# [TASK PROMPT]
Identify each line containing the word "لصناعة" and copy it.

═══ GIVEN RECORDS

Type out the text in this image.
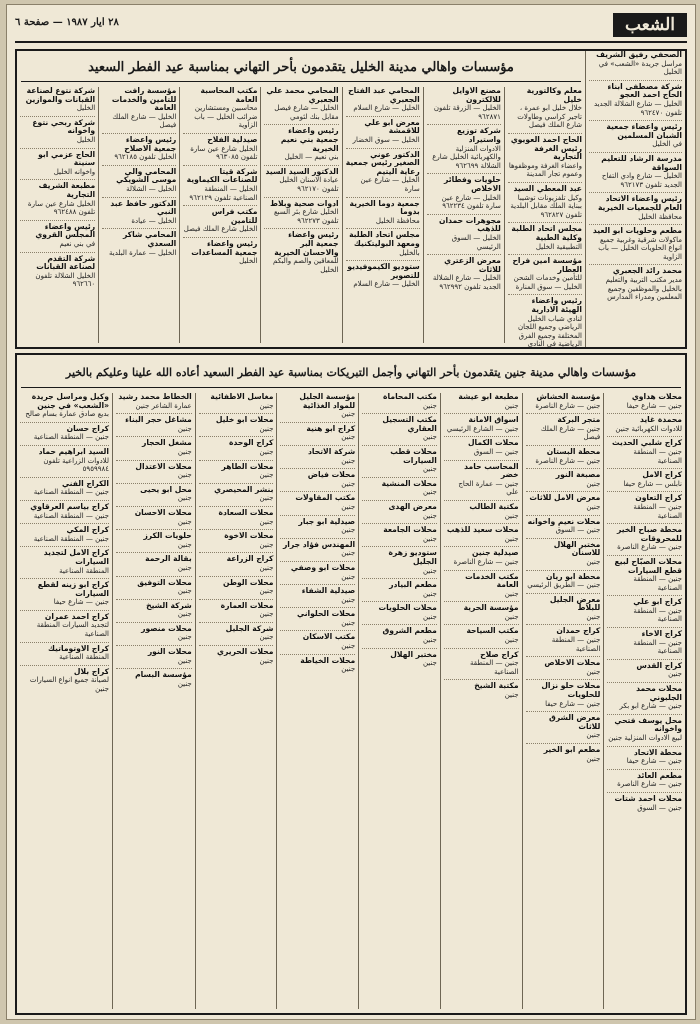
الشعب
٢٨ ايار ١٩٨٧ — صفحة ٦
الصحفي رفيق الشريف
مراسل جريدة «الشعب» في الخليل
شركة مصطفى ابناء الحاج احمد العجو
الخليل — شارع الشلالة الجديد تلفون ٩٦٢٤٧٠
رئيس واعضاء جمعية الشبان المسلمين
في الخليل
مدرسة الرشاد للتعليم السواقة
الخليل — شارع وادي التفاح الجديد تلفون ٩٦٢١٧٣
رئيس واعضاء الاتحاد العام للجمعيات الخيرية
محافظة الخليل
مطعم وحلويات ابو العيد
ماكولات شرقية وغربية جميع انواع الحلويات الخليل — باب الزاوية
محمد رائد الجعبري
مدير مكتب التربية والتعليم بالخليل والموظفين وجميع المعلمين ومدراء المدارس
مؤسسات واهالي مدينة الخليل يتقدمون بأحر التهاني بمناسبة عيد الفطر السعيد
معلم وكالتورية خليل
خلال خليل ابو عمرة ، تاجير كراسي وطاولات شارع الملك فيصل
الحاج احمد العويوي رئيس الغرفة التجارية
واعضاء الغرفة وموظفوها وعموم تجار المدينة
عبد المعطي السيد
وكيل تلفزيونات توشيبا ببناية الملك مقابل البلدية تلفون ٩٦٢٨٢٧
مجلس اتحاد الطلبة وكلية الطبية
التطبيقية الخليل
مؤسسة امين فراح العطار
للتأمين وخدمات الشحن الخليل — سوق المنارة
رئيس واعضاء الهيئة الادارية
لنادي شباب الخليل الرياضي وجميع اللجان المختلفة وجميع الفرق الرياضية في النادي
مصنع الاوايل للالكترون
الخليل — الزرقة تلفون ٩٦٢٨٧١
شركة توزيع واستيراد
الادوات المنزلية والكهربائية الخليل شارع الشلالة ٩٦٢٦٩٩
حلويات وفطائر الاخلاص
الخليل — شارع عين سارة تلفون ٩٦٢٢٣٤
مجوهرات حمدان للذهب
الخليل — السوق الرئيسي
معرض الزعتري للاثاث
الخليل — شارع الشلالة الجديد تلفون ٩٦٢٩٩٢
المحامي عبد الفتاح الجعبري
الخليل — شارع السلام
معرض ابو علي للاقمشة
الخليل — سوق الخضار
الدكتور عوني الصغير رئيس جمعية رعاية اليتيم
الخليل — شارع عين سارة
جمعية دوما الخيرية بدوما
محافظة الخليل
مجلس اتحاد الطلبة ومعهد البوليتكنيك
بالخليل
ستوديو الكيموفيديو للتصوير
الخليل — شارع السلام
المحامي محمد علي الجعبري
الخليل — شارع فيصل مقابل بنك لئومي
رئيس واعضاء جمعية بني نعيم الخيرية
بني نعيم — الخليل
الدكتور السيد السيد
عيادة الاسنان الخليل تلفون ٩٦٢١٧٠
ادوات صحية وبلاط
الخليل شارع بئر السبع تلفون ٩٦٢٢٧٣
رئيس واعضاء جمعية البر والاحسان الخيرية
للمعاقين والصم والبكم الخليل
مكتب المحاسبة العامة
محاسبين ومستشارين ضرائب الخليل — باب الزاوية
صيدلية الفلاح
الخليل شارع عين سارة تلفون ٩٦٣٠٨٥
شركة قيتا للصناعات الكيماوية
الخليل — المنطقة الصناعية تلفون ٩٦٢١٢٩
مكتب فراس للتامين
الخليل شارع الملك فيصل
رئيس واعضاء جمعية المساعدات
الخليل
مؤسسة رافت للتامين والخدمات العامة
الخليل — شارع الملك فيصل
رئيس واعضاء جمعية الاصلاح
الخليل تلفون ٩٦٢١٨٥
المحامي والي موسى الشويكي
الخليل — الشلالة
الدكتور حافظ عبد النبي
الخليل — عيادة
المحامي شاكر السعدي
الخليل — عمارة البلدية
شركة نتوع لصناعة القبانات والموازين
الخليل
شركة ربحي نتوع واخوانه
الخليل
الحاج عزمي ابو سنينة
واخوانه الخليل
مطبعة الشريف التجارية
الخليل شارع عين سارة تلفون ٩٦٢٤٨٨
رئيس واعضاء المجلس القروي
في بني نعيم
شركة التقدم لصناعة القبانات
الخليل الشلالة تلفون ٩٦٢٦٦٠
مؤسسات واهالي مدينة جنين يتقدمون بأحر التهاني وأجمل التبريكات بمناسبة عيد الفطر السعيد أعاده الله علينا وعليكم بالخير
محلات هداوي
جنين — شارع حيفا
محمدة غايد
للادوات الكهربائية جنين
كراج شلبي الحديث
جنين — المنطقة الصناعية
كراج الامل
نابلس — شارع حيفا
كراج التعاون
جنين — المنطقة الصناعية
محطة صباح الخير للمحروقات
جنين — شارع الناصرة
محلات الصبّاح لبيع قطع السيارات
جنين — المنطقة الصناعية
كراج ابو علي
جنين — المنطقة الصناعية
كراج الاخاء
جنين — المنطقة الصناعية
كراج القدس
جنين
محلات محمد الجلبوني
جنين — شارع ابو بكر
محل يوسف فتحي واخوانه
لبيع الادوات المنزلية جنين
محطة الاتحاد
جنين — شارع حيفا
مطعم العائد
جنين — شارع الناصرة
محلات احمد شتات
جنين — السوق
مؤسسة الخشاش
جنين — شارع الناصرة
متجر البركة
جنين — شارع الملك فيصل
محطة البستان
جنين — شارع الناصرة
مصبغة النور
جنين
معرض الامل للاثاث
جنين
محلات نعيم واخوانه
جنين — السوق
مختبر الهلال للاسنان
جنين
محطة ابو ريان
جنين — الطريق الرئيسي
معرض الجليل للبلاط
جنين
كراج حمدان
جنين — المنطقة الصناعية
محلات الاخلاص
جنين
محلات حلو نزال للحلويات
جنين — شارع حيفا
معرض الشرق للاثاث
جنين
مطعم ابو الخير
جنين
مطبعة ابو عيشة
جنين
اسواق الامانة
جنين — الشارع الرئيسي
محلات الكمال
جنين — السوق
المحاسب حامد خضر
جنين — عمارة الحاج علي
مكتبة الطالب
جنين
محلات سعيد للذهب
جنين
صيدلية جنين
جنين — شارع الناصرة
مكتب الخدمات العامة
جنين
مؤسسة الحرية
جنين
مكتب السياحة
جنين
كراج صلاح
جنين — المنطقة الصناعية
مكتبة الشيخ
جنين
مكتب المحاماة
جنين
مكتب التسجيل العقاري
جنين
محلات قطب السيارات
جنين
محلات المنشية
جنين
معرض الهدى
جنين
محلات الجامعة
جنين
ستوديو زهرة الجليل
جنين
مطعم البيادر
جنين
محلات الحلويات
جنين
مطعم الشروق
جنين
مختبر الهلال
جنين
مؤسسة الجليل للمواد الغذائية
جنين
كراج ابو هنية
جنين
شركة الاتحاد
جنين
محلات فياض
جنين
مكتب المقاولات
جنين
صيدلية ابو جبار
جنين
المهندس فؤاد جرار
جنين
محلات ابو وصفي
جنين
صيدلية الشفاء
جنين
محلات الحلواني
جنين
مكتب الاسكان
جنين
محلات الخياطة
جنين
مغاسل الاطفائية
جنين
محلات ابو خليل
جنين
كراج الوحدة
جنين
محلات الطاهر
جنين
بنشر المحيصري
جنين
محلات السعادة
جنين
محلات الاخوة
جنين
كراج الزراعة
جنين
محلات الوطن
جنين
محلات العمارة
جنين
شركة الجليل
جنين
محلات الحريري
جنين
الخطاط محمد رشيد
عمارة الشاعر جنين
مشاغل حجر البناء
جنين
مشغل الحجار
جنين
محلات الاعتدال
جنين
محل ابو يحيى
جنين
محلات الاحسان
جنين
حلويات الكرز
جنين
بقالة الرحمة
جنين
محلات التوفيق
جنين
شركة الشيخ
جنين
محلات منصور
جنين
محلات النور
جنين
مؤسسة البسام
جنين
وكيل ومراسل جريدة «الشعب» في جنين
بديع صادق عمارة بسام صالح
كراج حسان
جنين — المنطقة الصناعية
السيد ابراهيم حماد
للادوات الزراعية تلفون ٥٩٥٩٩٨٤
الكراج الفني
جنين — المنطقة الصناعية
كراج بياسم العرقاوي
جنين — المنطقة الصناعية
كراج المكي
جنين — المنطقة الصناعية
كراج الامل لتجديد السيارات
المنطقة الصناعية
كراج ابو زينه لقطع السيارات
جنين — شارع حيفا
كراج احمد عمران
لتجديد السيارات المنطقة الصناعية
كراج الاوتوماتيك
المنطقة الصناعية
كراج بلال
لصيانة جميع انواع السيارات جنين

══════

# [TASK OUTPUT]
شركة نتوع لصناعة القبانات والموازين
شركة التقدم لصناعة القبانات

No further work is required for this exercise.